___ EXTRAIT

Vasanta, le temps du jaillissement !

Vasanta, le temps du jaillissement !

Nous sommes au cœur du printemps, la saison où tout renaît, où la nature explose de nouveau après le long et froid hiver. C’est le moment pour tous les êtres vivants de sortir de leur torpeur et de se laisser guider par le souffle du renouveau qui les emportera vers la saison chaude de l’été. Célébrons le printemps de toutes les façons possibles et notamment en pratiquant le yoga !

L’histoire du mot « printemps »

 Le mot sanskrit signifiant « printemps » est vasanta, mot de même étymologie que vasar, « le matin ». Le sanskrit, la langue sacrée de l’Inde ancienne, encore aujourd’hui utilisée par la caste des Brahmanes1, est une langue indo-européenne au même titre que le grec ancien et le latin. Il est donc intéressant de constater que le mot grec «ἔαρ » (éar) et le mot latin « ver » ont la même origine étymologique que vasanta.

______
___ DONNÉES

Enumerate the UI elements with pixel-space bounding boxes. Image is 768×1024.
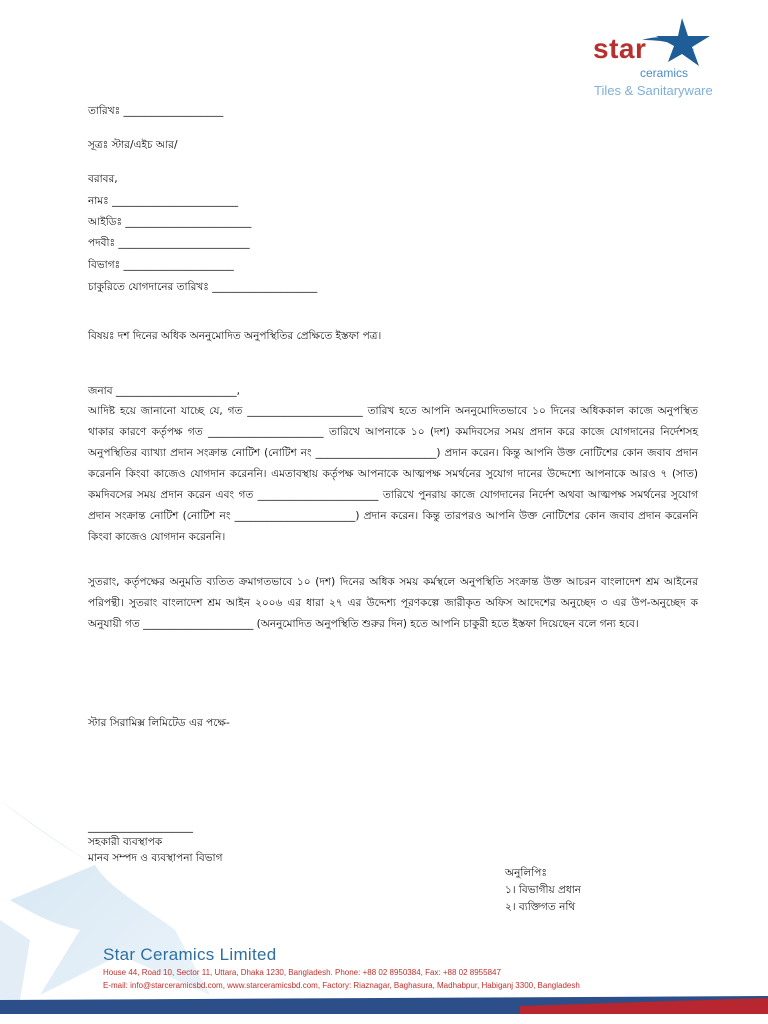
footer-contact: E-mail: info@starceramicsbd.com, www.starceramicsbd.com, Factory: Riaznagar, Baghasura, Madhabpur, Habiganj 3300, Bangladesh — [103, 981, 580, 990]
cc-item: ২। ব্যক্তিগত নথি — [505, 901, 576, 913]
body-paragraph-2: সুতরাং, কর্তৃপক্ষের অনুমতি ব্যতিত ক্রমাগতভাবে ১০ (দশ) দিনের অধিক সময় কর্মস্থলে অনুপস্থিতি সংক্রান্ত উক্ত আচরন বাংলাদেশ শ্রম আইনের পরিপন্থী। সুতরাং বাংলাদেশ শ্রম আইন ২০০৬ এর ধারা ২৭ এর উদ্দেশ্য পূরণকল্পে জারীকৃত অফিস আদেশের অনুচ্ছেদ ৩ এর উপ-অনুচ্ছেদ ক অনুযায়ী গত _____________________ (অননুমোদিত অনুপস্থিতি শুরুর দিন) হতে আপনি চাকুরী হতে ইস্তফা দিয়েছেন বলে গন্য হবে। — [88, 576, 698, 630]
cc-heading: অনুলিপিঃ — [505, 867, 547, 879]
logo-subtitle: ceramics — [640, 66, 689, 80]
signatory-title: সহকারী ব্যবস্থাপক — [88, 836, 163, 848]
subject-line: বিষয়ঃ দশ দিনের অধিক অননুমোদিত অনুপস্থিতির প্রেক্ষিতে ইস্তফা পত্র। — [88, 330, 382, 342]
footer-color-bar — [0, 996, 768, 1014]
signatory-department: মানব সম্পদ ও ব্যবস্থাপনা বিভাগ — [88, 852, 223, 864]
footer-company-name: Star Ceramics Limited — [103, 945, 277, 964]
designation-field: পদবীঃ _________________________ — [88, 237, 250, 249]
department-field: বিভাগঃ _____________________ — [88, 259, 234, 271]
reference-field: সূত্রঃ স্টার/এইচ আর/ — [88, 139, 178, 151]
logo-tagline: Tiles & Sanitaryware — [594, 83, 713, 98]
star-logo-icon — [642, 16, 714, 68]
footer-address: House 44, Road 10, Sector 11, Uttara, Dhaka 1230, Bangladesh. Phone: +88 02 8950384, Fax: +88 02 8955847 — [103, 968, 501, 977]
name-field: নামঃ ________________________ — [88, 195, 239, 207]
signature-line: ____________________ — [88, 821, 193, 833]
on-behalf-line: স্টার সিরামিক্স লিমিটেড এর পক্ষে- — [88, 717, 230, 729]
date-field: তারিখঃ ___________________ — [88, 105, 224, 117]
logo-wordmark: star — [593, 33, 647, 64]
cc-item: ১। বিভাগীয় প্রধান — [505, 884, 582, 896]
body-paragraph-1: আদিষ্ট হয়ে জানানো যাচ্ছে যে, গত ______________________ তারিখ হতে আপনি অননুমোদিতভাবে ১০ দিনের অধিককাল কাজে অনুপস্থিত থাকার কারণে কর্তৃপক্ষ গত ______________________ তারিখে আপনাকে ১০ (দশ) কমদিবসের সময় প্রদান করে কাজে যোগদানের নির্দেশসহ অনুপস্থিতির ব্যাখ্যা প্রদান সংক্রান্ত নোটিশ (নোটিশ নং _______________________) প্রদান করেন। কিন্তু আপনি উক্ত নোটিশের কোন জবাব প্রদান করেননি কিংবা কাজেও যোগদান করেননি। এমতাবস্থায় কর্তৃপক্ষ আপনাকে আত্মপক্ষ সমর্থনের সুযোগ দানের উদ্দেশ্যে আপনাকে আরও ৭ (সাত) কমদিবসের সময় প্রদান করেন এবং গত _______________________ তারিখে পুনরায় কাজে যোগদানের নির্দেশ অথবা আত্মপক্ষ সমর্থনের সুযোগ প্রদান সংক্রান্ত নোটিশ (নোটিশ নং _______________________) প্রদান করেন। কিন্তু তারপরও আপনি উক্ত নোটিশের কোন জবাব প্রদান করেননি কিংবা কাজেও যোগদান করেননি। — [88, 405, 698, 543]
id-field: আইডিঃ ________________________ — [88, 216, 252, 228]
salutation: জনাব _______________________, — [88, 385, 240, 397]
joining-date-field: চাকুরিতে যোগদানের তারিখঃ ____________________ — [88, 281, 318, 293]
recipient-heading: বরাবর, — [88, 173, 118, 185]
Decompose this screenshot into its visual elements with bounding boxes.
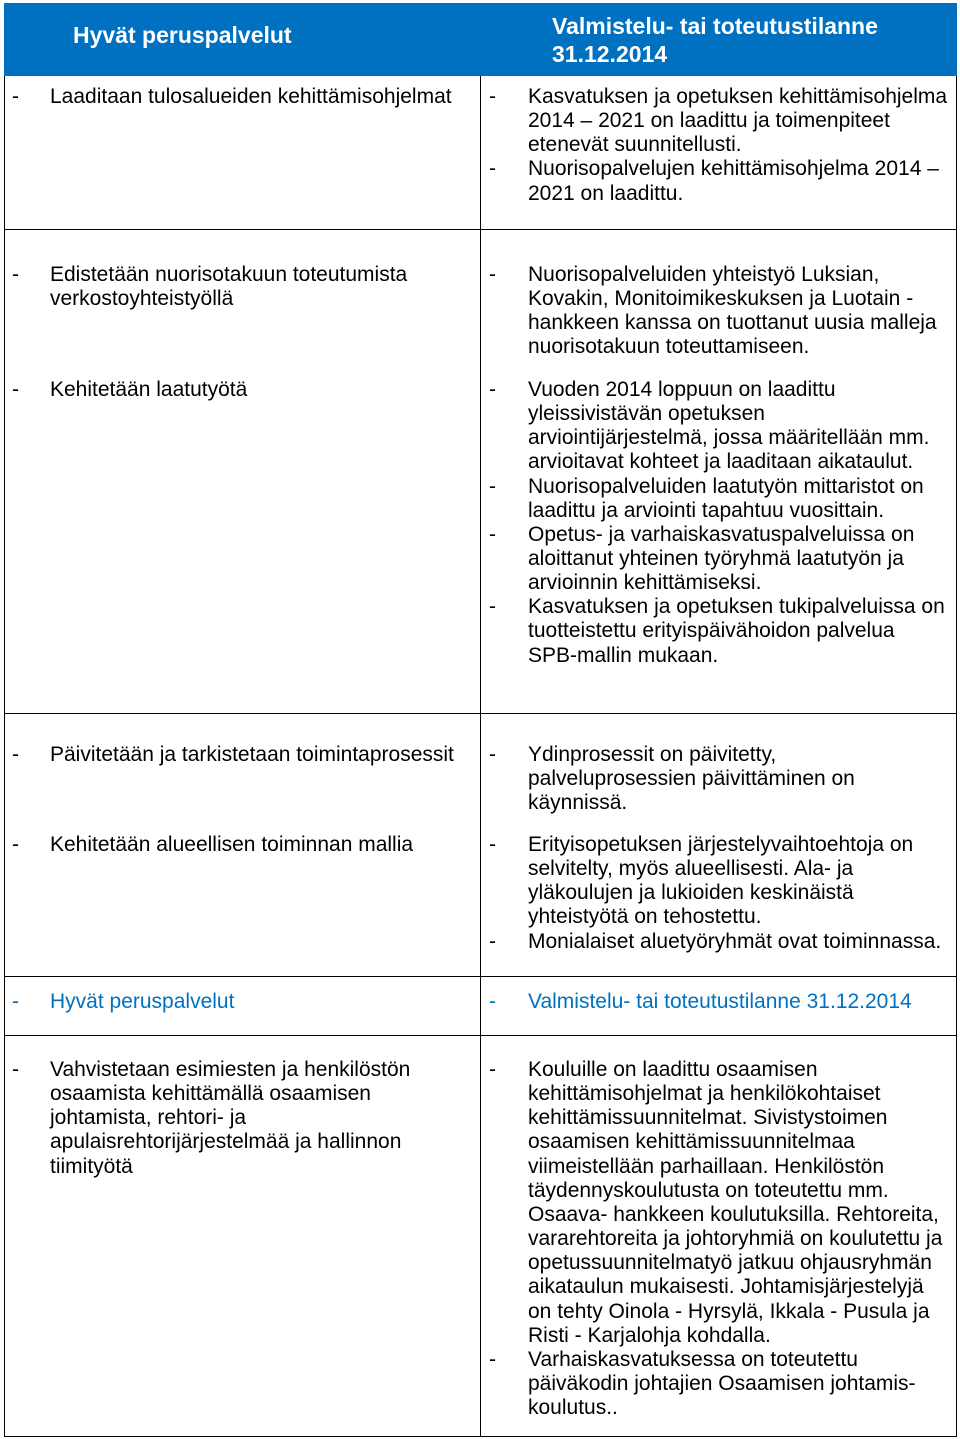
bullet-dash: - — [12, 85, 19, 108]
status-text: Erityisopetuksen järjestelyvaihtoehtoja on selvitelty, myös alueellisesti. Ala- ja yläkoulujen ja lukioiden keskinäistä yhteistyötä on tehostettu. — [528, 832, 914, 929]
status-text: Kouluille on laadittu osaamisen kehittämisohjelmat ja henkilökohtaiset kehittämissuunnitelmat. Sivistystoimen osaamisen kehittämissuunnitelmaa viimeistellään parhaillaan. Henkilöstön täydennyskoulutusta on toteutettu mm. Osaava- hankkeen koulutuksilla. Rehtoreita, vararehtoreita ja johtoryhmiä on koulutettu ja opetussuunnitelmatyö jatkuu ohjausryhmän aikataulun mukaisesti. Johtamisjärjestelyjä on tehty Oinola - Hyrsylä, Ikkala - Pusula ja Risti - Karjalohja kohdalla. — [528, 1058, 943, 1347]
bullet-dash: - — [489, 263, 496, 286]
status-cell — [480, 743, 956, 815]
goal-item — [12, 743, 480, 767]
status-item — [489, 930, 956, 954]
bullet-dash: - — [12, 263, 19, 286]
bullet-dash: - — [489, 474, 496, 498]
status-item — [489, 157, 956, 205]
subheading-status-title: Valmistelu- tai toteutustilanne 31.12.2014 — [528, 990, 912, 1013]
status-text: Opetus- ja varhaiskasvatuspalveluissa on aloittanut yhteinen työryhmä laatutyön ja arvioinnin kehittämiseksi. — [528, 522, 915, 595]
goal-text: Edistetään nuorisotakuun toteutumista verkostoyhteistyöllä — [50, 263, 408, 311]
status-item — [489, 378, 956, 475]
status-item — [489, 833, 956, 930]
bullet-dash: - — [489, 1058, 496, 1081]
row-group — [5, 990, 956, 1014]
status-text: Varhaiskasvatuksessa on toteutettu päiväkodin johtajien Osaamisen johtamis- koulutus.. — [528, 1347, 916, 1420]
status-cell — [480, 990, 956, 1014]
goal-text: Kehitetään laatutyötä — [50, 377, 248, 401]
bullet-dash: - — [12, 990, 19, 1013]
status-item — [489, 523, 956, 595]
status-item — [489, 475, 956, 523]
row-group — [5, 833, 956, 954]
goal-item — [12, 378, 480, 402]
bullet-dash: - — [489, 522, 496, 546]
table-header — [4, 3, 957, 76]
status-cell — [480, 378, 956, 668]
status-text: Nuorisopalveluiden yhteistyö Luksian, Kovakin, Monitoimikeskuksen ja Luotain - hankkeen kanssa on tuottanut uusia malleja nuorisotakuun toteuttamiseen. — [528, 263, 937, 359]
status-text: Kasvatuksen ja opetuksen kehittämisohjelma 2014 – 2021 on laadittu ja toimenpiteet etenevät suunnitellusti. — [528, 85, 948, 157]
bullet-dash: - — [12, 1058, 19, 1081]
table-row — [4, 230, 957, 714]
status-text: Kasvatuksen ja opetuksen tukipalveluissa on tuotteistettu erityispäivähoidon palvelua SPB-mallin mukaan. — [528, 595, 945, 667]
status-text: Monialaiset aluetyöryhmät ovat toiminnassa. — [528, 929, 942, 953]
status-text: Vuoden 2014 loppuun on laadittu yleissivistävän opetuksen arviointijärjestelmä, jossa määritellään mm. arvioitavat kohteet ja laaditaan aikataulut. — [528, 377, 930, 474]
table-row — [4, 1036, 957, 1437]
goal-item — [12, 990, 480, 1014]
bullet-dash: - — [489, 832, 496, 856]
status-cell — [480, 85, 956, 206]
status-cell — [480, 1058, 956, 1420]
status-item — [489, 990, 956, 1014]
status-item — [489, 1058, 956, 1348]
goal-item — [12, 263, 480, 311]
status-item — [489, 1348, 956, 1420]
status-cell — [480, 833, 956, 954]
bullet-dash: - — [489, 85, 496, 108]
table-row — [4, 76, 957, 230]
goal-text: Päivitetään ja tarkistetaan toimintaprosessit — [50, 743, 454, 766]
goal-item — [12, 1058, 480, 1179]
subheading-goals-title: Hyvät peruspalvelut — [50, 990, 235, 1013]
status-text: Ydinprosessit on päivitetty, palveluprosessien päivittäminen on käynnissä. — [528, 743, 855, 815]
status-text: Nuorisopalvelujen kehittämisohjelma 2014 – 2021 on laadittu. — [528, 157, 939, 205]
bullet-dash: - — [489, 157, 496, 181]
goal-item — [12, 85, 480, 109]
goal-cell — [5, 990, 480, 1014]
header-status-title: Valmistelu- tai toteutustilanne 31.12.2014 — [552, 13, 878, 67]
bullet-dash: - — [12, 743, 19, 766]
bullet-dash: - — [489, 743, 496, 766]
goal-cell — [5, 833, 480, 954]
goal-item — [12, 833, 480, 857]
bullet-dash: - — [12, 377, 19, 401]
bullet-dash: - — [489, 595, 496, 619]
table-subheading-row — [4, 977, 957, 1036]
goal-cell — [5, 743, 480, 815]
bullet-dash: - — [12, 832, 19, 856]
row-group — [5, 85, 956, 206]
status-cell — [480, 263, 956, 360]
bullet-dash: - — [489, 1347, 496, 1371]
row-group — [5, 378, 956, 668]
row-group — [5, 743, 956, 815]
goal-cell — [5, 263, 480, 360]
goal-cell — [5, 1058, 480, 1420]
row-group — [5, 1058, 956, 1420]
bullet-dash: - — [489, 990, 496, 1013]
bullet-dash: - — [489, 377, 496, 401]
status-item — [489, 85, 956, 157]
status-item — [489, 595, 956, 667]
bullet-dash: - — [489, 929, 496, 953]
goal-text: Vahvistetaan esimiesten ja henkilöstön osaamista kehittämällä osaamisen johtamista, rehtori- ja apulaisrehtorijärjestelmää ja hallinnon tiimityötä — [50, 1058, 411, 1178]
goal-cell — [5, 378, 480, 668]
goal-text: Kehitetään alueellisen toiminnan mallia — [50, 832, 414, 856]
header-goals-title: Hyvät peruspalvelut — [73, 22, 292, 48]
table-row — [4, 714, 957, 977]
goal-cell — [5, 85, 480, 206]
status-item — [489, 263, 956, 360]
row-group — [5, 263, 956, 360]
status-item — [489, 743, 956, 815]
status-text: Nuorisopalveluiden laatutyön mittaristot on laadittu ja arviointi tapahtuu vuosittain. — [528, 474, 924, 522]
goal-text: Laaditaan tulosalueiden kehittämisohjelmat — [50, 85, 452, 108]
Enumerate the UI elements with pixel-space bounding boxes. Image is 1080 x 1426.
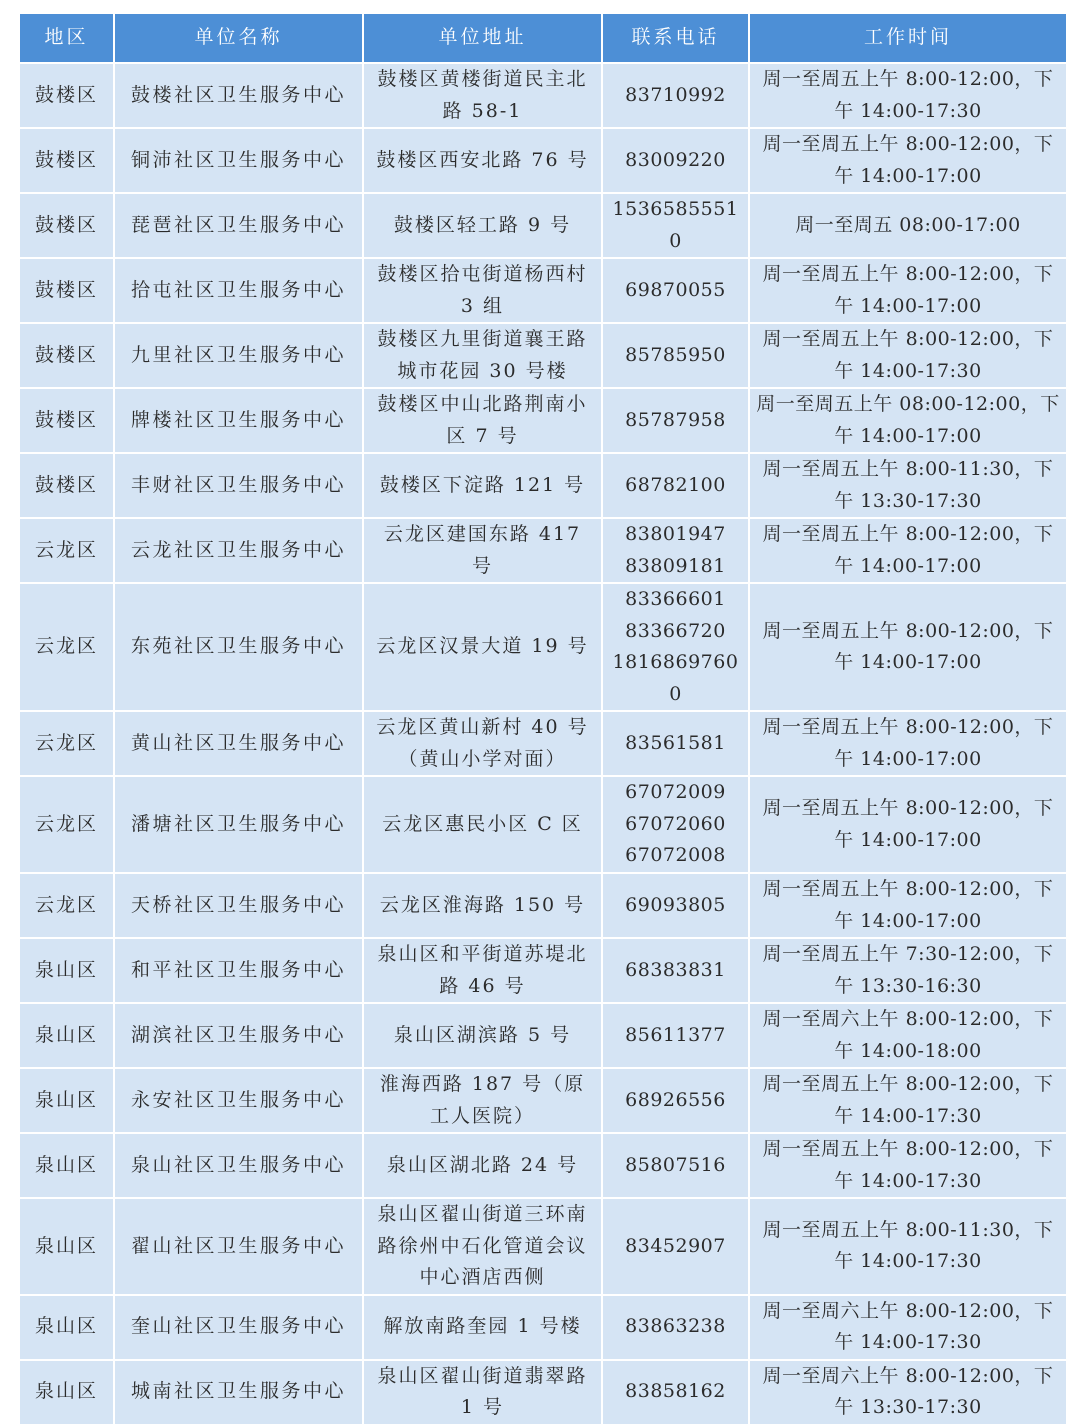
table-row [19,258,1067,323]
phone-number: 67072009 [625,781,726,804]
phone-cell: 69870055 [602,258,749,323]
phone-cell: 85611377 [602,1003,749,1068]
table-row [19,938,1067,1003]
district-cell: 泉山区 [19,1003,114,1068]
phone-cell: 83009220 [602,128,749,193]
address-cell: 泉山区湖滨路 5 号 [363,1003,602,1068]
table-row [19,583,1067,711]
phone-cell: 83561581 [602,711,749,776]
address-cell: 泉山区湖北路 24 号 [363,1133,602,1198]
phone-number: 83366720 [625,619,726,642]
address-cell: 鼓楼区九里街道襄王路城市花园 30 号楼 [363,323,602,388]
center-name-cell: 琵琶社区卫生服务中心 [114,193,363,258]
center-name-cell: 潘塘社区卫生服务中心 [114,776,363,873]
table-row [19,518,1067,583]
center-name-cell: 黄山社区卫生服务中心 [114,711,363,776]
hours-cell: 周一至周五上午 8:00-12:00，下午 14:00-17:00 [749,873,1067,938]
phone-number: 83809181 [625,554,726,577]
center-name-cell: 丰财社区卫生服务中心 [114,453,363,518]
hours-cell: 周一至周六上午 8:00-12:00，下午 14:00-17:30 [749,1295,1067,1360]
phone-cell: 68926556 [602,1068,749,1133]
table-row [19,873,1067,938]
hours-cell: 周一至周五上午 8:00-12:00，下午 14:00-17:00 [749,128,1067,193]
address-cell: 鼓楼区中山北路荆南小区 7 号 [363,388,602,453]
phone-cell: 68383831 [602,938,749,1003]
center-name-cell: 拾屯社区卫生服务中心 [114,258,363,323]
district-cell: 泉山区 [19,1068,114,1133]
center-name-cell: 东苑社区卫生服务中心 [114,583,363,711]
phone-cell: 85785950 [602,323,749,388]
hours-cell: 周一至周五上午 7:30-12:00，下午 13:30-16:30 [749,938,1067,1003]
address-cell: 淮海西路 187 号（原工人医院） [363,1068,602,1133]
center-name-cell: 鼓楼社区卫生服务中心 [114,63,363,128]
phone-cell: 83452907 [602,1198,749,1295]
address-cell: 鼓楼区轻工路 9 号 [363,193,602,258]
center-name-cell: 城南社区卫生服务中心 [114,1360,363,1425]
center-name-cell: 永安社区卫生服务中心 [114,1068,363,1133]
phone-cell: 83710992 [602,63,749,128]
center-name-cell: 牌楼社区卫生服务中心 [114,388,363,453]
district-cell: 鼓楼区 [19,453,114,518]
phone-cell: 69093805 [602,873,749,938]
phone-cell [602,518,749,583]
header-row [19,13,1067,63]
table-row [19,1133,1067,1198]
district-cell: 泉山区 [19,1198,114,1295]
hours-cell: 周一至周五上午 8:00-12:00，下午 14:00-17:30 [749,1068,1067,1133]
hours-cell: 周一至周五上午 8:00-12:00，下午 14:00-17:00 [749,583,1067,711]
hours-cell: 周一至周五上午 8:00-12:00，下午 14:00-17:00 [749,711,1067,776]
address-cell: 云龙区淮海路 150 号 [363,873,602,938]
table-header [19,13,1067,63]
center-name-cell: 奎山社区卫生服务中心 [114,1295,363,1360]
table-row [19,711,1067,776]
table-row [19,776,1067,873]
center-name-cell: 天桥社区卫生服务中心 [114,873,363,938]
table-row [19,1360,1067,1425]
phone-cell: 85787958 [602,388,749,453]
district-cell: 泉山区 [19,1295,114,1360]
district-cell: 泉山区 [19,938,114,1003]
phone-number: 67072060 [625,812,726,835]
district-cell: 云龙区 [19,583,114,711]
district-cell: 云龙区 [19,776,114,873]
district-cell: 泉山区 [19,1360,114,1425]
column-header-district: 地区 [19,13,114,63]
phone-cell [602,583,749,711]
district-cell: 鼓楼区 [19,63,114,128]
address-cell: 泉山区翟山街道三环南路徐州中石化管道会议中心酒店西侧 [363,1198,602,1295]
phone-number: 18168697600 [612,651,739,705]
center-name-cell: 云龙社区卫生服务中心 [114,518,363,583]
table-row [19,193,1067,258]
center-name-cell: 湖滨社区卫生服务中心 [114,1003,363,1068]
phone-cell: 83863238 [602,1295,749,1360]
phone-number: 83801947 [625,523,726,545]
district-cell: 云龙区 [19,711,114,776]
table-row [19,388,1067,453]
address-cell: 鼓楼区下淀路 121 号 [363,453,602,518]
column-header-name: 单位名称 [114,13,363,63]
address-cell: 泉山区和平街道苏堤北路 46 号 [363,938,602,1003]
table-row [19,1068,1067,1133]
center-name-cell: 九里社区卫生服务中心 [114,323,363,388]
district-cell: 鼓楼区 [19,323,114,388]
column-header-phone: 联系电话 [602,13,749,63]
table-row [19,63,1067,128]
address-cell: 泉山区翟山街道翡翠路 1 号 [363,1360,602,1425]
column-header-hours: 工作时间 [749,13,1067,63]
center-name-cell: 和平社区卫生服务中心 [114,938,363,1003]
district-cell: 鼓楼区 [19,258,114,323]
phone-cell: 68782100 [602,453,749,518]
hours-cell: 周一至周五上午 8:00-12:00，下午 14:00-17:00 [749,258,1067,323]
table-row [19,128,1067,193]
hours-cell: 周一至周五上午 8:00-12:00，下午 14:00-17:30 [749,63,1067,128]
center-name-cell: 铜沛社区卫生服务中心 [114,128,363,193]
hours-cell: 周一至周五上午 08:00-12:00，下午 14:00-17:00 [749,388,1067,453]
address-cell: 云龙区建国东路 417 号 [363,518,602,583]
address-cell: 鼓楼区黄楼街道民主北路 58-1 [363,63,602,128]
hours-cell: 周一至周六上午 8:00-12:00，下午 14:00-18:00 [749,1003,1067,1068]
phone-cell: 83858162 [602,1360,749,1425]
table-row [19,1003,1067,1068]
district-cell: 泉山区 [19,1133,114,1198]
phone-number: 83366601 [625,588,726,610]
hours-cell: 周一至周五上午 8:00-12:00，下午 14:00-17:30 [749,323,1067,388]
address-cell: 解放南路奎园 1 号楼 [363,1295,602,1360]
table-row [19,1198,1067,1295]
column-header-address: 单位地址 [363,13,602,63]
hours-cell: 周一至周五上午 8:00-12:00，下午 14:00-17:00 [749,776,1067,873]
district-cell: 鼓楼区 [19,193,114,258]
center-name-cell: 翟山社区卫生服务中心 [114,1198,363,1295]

______

Reproduisez tel quel le passage de l'extrait sur le printemps qui va de « Nous sommes au » jusqu'à « origine étymologique que vasanta. ». Le matériel fourni ne joue aucun rôle ici.

**CORRIGÉ**:
Nous sommes au cœur du printemps, la saison où tout renaît, où la nature explose de nouveau après le long et froid hiver. C’est le moment pour tous les êtres vivants de sortir de leur torpeur et de se laisser guider par le souffle du renouveau qui les emportera vers la saison chaude de l’été. Célébrons le printemps de toutes les façons possibles et notamment en pratiquant le yoga !

L’histoire du mot « printemps »

 Le mot sanskrit signifiant « printemps » est vasanta, mot de même étymologie que vasar, « le matin ». Le sanskrit, la langue sacrée de l’Inde ancienne, encore aujourd’hui utilisée par la caste des Brahmanes1, est une langue indo-européenne au même titre que le grec ancien et le latin. Il est donc intéressant de constater que le mot grec «ἔαρ » (éar) et le mot latin « ver » ont la même origine étymologique que vasanta.